**TASK REQUIREMENTS:**
Locate each line of the material that contains "Počet", then return it.

**WORKING DATA:**
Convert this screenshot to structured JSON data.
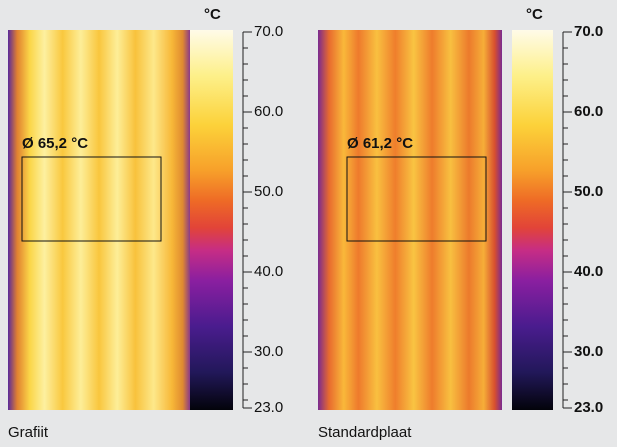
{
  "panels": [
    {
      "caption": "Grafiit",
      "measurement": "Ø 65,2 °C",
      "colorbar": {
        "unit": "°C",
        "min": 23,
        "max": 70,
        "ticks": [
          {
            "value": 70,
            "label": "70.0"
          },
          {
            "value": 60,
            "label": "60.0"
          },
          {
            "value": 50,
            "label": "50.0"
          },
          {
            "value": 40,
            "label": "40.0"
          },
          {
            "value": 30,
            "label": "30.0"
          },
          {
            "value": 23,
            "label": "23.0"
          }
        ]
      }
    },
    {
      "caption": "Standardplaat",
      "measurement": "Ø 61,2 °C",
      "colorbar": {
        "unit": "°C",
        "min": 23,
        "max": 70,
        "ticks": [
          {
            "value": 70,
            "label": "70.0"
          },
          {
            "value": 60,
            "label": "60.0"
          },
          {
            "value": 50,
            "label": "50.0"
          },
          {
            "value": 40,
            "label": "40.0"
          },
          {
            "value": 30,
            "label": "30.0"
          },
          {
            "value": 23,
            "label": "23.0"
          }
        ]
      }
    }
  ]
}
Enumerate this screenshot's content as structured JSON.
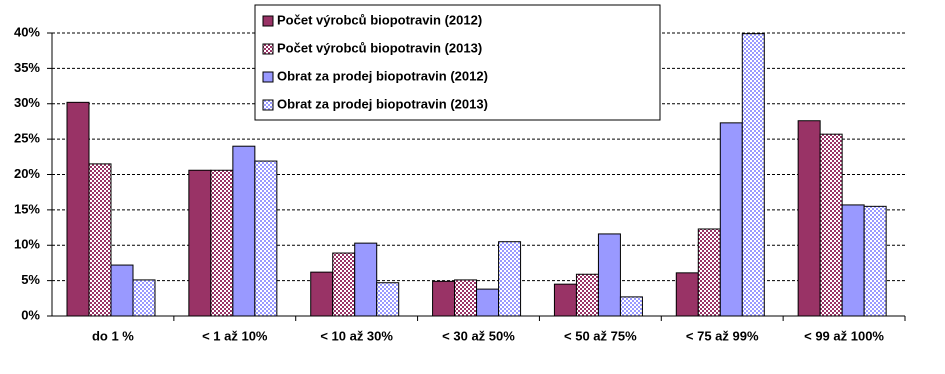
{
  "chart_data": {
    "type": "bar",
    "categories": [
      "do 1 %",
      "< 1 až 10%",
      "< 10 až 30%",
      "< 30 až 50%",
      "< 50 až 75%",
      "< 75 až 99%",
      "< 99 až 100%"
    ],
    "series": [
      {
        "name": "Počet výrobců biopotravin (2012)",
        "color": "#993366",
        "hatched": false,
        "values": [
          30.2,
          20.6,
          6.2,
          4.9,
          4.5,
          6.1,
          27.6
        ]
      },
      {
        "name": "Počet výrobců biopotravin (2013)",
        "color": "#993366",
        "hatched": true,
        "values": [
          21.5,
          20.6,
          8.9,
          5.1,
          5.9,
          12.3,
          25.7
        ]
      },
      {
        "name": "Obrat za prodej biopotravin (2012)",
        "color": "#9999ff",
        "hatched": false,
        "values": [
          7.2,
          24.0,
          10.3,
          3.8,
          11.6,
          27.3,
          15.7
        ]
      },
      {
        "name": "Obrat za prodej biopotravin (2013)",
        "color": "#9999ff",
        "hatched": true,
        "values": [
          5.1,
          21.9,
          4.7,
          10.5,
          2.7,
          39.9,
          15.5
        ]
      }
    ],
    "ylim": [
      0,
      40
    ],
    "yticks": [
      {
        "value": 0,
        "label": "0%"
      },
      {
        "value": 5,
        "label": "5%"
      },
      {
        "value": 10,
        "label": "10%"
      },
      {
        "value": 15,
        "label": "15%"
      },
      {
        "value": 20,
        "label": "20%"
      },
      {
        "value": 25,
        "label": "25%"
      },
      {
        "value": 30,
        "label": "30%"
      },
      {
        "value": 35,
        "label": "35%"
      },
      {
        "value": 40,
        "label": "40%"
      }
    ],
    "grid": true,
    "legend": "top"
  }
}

* * *

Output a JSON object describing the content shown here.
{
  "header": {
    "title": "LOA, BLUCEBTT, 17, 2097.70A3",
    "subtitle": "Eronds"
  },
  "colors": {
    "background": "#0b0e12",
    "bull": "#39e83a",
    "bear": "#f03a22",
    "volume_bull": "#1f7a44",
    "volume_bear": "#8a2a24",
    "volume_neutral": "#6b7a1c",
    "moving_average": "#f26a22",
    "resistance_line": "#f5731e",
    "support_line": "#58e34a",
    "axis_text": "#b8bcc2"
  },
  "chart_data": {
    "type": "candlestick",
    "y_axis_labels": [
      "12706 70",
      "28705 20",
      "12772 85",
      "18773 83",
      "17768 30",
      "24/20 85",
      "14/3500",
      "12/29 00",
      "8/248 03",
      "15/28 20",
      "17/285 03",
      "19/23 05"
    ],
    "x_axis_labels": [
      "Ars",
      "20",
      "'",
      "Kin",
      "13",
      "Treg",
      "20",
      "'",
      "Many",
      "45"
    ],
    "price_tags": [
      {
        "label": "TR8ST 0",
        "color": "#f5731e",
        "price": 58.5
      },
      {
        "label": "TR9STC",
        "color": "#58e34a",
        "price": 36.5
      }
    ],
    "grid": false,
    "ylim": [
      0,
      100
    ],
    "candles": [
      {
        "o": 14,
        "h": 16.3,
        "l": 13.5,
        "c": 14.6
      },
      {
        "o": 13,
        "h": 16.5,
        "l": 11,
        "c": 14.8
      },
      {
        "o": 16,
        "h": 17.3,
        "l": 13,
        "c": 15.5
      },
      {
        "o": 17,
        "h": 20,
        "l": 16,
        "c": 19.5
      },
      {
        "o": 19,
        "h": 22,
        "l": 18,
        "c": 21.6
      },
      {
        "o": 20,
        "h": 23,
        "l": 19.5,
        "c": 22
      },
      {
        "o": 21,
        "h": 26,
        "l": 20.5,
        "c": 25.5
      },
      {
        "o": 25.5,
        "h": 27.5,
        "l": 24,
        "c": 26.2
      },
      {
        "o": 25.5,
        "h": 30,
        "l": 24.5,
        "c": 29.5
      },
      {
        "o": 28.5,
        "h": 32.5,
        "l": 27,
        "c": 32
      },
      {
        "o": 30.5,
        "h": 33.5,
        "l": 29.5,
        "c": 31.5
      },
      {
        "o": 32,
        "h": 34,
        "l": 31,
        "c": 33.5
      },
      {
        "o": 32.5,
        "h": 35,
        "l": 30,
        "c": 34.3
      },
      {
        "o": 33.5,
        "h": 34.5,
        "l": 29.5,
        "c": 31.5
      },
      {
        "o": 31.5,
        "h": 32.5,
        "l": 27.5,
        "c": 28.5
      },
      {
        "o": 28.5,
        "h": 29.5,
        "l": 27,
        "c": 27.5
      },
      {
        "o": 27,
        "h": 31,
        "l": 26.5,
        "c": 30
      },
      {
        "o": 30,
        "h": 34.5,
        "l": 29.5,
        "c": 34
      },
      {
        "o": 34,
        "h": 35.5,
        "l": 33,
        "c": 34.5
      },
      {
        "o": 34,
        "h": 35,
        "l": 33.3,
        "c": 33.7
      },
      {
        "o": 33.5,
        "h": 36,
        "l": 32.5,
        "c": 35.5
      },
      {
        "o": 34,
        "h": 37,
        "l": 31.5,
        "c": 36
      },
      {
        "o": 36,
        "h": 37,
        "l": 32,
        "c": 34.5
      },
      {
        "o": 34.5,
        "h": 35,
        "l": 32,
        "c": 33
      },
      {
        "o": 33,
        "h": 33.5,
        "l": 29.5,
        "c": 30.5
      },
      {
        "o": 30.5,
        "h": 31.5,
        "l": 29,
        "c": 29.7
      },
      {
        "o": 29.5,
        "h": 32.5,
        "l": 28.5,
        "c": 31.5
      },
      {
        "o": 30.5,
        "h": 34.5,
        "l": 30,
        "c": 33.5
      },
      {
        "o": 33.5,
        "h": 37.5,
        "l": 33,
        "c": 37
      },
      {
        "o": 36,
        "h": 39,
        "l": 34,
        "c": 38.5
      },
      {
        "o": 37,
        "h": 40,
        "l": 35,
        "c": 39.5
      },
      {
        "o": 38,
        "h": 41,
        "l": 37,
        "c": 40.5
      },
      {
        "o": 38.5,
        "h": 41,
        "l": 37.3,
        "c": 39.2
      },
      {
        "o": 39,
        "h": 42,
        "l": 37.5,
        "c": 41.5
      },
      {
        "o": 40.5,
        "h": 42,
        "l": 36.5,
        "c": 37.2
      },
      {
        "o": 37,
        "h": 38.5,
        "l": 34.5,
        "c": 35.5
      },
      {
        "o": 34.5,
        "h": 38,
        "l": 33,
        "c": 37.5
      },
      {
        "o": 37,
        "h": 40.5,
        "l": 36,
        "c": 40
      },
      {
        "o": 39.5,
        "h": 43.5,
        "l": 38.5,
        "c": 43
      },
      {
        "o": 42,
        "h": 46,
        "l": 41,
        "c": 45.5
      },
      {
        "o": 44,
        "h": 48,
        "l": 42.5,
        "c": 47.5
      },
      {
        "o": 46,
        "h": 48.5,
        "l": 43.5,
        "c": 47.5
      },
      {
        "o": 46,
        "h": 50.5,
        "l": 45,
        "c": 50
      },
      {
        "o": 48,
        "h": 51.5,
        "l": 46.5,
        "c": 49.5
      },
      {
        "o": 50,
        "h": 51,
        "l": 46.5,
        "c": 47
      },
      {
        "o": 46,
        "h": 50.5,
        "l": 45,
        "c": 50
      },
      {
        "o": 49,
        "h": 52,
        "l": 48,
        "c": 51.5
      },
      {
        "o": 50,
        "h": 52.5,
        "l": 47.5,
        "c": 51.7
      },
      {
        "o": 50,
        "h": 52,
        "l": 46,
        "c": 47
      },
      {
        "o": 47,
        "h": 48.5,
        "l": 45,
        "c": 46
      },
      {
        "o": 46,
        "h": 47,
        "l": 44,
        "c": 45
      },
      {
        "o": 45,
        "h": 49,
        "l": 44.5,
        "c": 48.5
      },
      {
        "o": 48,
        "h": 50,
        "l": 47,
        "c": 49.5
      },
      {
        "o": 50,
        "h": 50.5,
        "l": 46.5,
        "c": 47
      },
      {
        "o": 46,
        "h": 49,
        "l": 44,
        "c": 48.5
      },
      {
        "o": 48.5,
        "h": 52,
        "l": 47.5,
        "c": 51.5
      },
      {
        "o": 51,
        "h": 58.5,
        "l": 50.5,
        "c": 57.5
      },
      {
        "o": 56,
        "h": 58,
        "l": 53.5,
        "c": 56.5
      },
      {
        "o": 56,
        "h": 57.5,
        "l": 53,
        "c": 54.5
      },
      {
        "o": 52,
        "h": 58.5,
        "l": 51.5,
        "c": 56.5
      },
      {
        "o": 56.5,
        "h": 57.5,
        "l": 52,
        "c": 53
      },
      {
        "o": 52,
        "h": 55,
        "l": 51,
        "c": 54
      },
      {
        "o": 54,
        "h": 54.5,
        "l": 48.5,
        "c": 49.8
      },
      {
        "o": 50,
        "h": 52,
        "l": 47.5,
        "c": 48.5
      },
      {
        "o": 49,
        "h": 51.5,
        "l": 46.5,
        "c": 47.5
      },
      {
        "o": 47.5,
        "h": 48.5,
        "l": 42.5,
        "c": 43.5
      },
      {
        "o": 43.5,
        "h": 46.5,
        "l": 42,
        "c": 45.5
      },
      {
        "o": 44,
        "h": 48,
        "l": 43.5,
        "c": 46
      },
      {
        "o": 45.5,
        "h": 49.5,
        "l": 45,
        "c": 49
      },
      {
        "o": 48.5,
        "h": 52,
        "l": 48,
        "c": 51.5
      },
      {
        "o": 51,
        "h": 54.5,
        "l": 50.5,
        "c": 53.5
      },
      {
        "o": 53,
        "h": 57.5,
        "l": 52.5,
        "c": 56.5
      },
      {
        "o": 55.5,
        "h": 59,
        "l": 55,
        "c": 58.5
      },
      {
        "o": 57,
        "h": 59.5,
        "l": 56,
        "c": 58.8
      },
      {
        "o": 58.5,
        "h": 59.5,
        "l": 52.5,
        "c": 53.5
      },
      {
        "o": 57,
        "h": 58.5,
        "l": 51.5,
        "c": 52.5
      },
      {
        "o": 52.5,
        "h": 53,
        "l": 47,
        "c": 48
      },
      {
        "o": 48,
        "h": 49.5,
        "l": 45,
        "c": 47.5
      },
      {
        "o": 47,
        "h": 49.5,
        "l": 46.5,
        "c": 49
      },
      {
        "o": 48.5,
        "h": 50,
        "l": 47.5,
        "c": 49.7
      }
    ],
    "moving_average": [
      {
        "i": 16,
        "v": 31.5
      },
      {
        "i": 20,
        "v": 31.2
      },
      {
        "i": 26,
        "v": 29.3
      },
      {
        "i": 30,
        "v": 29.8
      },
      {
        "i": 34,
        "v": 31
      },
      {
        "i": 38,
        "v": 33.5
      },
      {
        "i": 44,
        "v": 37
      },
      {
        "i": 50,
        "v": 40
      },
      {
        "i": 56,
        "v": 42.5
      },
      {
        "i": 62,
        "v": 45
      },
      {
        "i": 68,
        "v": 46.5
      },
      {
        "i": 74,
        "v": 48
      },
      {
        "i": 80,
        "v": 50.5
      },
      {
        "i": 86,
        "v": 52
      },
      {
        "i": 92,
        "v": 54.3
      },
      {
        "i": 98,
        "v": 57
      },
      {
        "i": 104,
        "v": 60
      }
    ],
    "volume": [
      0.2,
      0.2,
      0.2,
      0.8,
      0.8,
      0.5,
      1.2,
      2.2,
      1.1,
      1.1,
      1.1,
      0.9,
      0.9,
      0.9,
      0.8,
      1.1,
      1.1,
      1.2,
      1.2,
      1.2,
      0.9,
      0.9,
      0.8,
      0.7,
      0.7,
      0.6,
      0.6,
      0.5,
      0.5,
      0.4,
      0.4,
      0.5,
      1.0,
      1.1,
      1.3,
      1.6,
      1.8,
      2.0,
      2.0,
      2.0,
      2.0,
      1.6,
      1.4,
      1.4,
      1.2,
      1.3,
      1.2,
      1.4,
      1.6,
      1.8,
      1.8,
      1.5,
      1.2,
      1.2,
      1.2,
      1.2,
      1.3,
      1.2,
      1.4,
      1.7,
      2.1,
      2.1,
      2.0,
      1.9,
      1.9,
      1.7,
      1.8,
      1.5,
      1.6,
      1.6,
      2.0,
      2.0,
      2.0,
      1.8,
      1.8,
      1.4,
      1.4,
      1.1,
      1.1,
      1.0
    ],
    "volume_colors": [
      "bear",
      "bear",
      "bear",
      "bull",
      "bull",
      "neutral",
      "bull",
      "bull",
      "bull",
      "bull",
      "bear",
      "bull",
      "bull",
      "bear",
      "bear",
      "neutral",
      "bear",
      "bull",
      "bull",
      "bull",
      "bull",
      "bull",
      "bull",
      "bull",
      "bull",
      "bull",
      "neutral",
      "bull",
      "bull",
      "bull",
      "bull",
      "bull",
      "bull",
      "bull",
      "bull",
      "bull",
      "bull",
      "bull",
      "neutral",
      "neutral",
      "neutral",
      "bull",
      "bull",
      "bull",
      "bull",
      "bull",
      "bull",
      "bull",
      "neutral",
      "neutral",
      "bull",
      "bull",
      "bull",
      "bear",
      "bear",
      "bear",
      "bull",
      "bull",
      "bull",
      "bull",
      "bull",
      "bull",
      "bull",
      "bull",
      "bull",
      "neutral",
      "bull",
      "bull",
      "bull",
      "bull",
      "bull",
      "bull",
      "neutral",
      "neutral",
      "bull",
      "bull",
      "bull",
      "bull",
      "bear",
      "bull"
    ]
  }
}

**THE OUTPUT:**
        "name": "Počet výrobců biopotravin (2012)",
        "name": "Počet výrobců biopotravin (2013)",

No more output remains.